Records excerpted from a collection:
• • • • • • •
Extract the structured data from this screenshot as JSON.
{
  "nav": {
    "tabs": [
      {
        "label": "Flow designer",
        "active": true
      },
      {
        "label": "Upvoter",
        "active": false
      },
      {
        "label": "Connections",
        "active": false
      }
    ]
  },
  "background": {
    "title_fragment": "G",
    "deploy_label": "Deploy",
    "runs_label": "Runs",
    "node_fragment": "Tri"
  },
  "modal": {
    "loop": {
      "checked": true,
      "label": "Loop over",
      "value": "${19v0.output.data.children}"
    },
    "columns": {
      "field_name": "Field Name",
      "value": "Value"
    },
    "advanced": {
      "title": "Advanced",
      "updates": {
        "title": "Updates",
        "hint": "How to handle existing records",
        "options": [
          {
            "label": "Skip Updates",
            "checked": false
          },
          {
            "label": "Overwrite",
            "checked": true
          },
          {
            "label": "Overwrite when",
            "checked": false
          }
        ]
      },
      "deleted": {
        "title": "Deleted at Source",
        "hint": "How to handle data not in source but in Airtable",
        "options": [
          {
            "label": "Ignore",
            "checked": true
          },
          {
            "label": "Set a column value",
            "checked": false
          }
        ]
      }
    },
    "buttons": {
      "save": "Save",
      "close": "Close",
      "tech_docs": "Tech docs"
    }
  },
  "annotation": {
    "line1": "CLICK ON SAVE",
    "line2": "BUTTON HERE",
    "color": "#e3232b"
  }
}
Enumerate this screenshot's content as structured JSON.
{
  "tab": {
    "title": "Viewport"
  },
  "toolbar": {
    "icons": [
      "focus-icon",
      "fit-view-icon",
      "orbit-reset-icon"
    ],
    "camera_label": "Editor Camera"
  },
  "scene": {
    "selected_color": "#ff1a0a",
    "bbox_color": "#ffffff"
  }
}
• • • • • • •
* [Task prompt]:
Your task is to write out the lines from the one with "Enumerate this screenshot's" through the end of the records, exactly and with nothing added.

* [Finished task]:
Enumerate this screenshot's content as structured JSON.
{
  "tab": {
    "title": "Viewport"
  },
  "toolbar": {
    "icons": [
      "focus-icon",
      "fit-view-icon",
      "orbit-reset-icon"
    ],
    "camera_label": "Editor Camera"
  },
  "scene": {
    "selected_color": "#ff1a0a",
    "bbox_color": "#ffffff"
  }
}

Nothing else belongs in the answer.